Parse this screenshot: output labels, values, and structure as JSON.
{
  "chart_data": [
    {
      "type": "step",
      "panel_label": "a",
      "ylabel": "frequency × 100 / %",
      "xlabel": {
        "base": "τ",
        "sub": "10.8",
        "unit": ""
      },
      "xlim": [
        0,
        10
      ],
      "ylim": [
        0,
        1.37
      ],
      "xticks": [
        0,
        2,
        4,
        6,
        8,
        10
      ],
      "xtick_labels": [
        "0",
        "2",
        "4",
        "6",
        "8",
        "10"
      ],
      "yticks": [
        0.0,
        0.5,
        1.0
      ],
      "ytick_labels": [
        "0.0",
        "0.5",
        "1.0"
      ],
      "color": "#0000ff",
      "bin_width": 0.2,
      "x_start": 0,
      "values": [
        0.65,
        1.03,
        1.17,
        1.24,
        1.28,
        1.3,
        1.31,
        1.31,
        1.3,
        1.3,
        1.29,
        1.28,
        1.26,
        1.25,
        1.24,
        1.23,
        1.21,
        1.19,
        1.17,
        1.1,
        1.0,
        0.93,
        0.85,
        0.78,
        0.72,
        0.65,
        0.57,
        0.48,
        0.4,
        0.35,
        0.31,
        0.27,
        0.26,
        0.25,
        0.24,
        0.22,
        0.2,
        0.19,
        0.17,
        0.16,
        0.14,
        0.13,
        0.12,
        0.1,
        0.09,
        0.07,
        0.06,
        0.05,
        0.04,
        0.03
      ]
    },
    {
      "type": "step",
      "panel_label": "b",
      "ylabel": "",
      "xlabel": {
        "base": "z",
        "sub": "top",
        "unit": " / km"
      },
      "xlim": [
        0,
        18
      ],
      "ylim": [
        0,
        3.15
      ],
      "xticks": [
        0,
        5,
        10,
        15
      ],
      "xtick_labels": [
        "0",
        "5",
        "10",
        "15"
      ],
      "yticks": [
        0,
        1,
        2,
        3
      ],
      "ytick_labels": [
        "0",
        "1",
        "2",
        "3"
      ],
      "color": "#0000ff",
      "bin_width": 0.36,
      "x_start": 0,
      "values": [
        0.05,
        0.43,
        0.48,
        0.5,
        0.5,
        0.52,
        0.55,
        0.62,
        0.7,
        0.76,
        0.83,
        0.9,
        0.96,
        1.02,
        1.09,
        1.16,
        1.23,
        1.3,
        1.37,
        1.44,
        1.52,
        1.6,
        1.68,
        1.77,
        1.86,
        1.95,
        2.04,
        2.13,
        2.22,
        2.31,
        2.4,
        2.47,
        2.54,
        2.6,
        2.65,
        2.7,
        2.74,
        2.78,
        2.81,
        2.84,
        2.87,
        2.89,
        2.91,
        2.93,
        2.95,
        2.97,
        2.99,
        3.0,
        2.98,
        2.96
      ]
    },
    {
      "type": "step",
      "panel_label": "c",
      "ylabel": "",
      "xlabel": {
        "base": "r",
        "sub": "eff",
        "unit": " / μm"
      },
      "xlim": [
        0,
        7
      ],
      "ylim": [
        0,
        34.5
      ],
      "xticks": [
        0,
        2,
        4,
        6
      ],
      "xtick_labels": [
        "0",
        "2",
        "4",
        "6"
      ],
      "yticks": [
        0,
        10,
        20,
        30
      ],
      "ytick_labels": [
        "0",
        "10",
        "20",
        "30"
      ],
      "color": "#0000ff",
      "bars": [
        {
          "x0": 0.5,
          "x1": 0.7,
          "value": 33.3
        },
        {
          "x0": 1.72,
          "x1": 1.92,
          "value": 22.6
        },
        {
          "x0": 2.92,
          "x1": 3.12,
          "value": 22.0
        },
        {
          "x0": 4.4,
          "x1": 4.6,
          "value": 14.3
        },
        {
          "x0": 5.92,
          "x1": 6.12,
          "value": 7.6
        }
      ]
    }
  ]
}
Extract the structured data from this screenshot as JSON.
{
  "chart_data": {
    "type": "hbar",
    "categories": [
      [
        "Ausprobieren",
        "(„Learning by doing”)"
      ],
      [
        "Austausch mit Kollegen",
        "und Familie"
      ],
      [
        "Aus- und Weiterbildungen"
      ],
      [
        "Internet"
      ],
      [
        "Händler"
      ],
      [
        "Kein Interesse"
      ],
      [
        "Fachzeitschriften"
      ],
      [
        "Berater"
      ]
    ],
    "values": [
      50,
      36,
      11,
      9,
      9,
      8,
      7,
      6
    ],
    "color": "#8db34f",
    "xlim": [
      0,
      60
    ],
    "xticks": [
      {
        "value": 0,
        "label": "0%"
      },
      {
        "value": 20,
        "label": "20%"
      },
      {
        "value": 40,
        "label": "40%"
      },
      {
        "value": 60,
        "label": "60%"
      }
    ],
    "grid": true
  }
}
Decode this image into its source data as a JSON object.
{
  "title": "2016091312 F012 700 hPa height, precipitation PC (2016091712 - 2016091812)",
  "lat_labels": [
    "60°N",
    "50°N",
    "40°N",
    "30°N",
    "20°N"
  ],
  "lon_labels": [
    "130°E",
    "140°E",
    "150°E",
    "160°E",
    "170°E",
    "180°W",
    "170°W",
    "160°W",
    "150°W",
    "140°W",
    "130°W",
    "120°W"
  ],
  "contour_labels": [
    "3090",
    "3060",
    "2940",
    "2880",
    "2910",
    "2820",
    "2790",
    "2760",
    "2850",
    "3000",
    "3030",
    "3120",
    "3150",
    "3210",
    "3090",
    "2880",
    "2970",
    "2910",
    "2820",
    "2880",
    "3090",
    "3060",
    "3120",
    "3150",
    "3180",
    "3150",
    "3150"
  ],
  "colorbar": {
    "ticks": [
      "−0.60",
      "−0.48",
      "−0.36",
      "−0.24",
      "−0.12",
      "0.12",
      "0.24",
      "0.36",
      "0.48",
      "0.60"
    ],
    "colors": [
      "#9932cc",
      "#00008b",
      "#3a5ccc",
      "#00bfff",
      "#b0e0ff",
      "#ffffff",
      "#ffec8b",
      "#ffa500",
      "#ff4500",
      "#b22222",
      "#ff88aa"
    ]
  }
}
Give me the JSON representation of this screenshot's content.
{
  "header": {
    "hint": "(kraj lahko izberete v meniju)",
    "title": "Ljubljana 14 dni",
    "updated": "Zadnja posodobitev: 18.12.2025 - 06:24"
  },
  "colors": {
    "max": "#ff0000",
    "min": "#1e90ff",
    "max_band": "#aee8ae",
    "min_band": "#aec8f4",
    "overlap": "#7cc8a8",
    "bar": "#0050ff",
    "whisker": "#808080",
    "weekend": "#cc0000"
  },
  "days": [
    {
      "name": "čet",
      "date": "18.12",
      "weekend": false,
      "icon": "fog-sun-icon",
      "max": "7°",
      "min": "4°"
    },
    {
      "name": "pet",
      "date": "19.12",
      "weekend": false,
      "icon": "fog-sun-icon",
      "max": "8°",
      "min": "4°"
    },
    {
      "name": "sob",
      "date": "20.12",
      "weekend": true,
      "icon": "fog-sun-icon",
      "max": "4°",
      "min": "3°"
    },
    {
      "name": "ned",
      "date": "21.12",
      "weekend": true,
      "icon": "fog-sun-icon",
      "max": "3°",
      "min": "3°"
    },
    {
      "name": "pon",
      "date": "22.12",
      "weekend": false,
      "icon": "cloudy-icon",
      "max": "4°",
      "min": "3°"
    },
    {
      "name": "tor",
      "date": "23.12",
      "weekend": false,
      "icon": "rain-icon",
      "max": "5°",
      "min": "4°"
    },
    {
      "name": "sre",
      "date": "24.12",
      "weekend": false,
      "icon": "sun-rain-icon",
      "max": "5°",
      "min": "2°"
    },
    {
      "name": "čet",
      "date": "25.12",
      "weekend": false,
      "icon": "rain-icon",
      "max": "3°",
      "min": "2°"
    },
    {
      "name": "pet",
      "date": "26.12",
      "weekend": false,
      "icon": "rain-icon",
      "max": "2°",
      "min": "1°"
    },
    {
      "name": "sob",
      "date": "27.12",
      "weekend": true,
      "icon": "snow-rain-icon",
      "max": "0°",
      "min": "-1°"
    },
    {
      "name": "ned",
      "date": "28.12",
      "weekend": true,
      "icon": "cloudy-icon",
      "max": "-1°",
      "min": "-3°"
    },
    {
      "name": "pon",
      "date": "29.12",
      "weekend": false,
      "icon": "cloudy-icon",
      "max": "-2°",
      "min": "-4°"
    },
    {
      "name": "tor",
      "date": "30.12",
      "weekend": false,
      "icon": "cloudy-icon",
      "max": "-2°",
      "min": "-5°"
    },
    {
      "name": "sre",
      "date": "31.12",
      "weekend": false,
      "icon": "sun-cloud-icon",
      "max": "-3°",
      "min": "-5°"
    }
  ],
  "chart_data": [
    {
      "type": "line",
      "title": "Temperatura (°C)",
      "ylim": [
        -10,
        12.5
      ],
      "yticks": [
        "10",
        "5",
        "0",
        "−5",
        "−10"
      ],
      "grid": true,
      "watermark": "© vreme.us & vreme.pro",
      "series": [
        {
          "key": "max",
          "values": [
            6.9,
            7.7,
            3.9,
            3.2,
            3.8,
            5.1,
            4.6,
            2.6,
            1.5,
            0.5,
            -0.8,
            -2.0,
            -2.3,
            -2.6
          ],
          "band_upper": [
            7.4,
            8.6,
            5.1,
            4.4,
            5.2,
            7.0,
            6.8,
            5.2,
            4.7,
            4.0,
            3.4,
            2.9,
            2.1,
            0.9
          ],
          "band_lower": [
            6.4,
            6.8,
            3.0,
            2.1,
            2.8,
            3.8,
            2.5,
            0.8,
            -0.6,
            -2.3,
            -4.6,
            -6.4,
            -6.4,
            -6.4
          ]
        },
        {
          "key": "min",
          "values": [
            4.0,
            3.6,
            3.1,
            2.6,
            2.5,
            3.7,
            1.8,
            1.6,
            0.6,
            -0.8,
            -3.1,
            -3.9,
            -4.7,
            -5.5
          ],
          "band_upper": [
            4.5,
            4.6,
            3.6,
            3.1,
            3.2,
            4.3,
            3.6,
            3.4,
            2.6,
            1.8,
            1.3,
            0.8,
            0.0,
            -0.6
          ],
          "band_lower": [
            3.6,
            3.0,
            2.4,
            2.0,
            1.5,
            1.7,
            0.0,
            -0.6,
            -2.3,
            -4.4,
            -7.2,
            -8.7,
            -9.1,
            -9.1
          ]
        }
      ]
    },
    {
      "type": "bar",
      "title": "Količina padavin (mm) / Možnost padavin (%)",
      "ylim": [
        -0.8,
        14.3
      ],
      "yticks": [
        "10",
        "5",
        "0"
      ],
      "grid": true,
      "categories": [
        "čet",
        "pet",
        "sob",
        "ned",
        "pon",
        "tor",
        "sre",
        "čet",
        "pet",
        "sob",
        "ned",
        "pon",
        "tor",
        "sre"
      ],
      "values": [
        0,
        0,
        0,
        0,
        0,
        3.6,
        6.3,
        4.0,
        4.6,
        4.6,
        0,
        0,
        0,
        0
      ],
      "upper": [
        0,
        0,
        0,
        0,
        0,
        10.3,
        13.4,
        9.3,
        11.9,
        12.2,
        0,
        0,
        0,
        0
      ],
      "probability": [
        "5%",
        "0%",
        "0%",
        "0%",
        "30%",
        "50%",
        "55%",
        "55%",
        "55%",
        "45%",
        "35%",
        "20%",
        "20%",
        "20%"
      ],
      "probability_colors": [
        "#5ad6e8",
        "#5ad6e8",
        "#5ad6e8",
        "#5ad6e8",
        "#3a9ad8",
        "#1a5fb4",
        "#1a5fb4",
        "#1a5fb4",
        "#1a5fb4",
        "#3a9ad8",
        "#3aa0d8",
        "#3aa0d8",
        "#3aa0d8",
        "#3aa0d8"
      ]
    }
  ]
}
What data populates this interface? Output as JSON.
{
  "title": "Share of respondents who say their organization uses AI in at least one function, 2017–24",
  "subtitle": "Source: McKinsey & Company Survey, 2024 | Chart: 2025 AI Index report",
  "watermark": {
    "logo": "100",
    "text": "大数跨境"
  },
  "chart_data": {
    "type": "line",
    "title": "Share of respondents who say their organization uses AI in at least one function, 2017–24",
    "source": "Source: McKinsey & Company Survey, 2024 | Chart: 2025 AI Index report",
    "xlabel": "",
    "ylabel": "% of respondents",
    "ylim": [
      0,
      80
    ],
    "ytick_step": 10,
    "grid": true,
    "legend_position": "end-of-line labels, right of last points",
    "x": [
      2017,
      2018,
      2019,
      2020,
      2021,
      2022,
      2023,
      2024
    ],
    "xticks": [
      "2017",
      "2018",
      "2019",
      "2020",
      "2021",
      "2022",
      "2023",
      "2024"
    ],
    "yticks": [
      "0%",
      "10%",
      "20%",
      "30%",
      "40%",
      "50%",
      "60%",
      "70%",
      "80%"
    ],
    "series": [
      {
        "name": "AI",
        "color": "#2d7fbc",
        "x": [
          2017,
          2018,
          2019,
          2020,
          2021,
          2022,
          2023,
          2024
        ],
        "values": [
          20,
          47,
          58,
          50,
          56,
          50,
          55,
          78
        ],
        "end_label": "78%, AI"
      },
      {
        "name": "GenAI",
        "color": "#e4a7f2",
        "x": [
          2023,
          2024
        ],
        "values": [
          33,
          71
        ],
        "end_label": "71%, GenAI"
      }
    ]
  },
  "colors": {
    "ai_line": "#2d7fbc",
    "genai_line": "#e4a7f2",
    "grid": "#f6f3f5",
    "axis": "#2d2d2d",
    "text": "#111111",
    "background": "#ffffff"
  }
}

════════════════════

→ Task objective: Search the lines for the string "screenshot" and copy every line that has it.

→ Answer for the task:
Parse this screenshot: output labels, values, and structure as JSON.
Extract the structured data from this screenshot as JSON.
Give me the JSON representation of this screenshot's content.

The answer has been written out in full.